(Extracted records)

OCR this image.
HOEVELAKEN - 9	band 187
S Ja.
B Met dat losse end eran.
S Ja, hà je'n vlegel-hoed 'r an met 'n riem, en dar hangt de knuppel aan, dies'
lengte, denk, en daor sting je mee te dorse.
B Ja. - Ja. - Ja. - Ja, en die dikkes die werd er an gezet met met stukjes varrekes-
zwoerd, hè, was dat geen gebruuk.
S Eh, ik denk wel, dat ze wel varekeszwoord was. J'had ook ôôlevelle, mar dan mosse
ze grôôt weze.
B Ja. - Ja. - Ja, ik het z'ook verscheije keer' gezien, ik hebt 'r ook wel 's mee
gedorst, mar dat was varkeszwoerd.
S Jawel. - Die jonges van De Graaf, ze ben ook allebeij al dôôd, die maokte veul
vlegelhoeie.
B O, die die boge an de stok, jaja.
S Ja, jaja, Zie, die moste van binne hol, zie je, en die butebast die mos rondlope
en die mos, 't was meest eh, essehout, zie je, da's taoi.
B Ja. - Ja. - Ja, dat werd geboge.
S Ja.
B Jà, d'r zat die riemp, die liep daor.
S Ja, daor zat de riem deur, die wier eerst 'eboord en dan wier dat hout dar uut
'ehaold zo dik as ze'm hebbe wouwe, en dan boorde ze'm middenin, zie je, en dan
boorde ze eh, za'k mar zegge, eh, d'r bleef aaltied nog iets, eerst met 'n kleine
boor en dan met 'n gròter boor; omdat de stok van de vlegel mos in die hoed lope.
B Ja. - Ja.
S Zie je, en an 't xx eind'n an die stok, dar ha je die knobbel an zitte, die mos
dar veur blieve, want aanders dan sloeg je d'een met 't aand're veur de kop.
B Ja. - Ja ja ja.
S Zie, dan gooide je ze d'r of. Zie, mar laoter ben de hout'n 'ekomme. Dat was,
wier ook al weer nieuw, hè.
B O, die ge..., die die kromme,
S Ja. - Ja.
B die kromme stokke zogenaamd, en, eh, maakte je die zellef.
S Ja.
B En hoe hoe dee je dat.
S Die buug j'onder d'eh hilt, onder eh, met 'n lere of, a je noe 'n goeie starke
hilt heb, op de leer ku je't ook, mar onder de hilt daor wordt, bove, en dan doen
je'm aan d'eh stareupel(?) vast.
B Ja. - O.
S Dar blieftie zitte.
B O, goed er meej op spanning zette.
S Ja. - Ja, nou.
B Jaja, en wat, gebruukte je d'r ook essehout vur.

▶ [To be done]
Identify the lines in the records above that contain the word "wier", then state how many there are and nothing more.

▶ [Final result]
2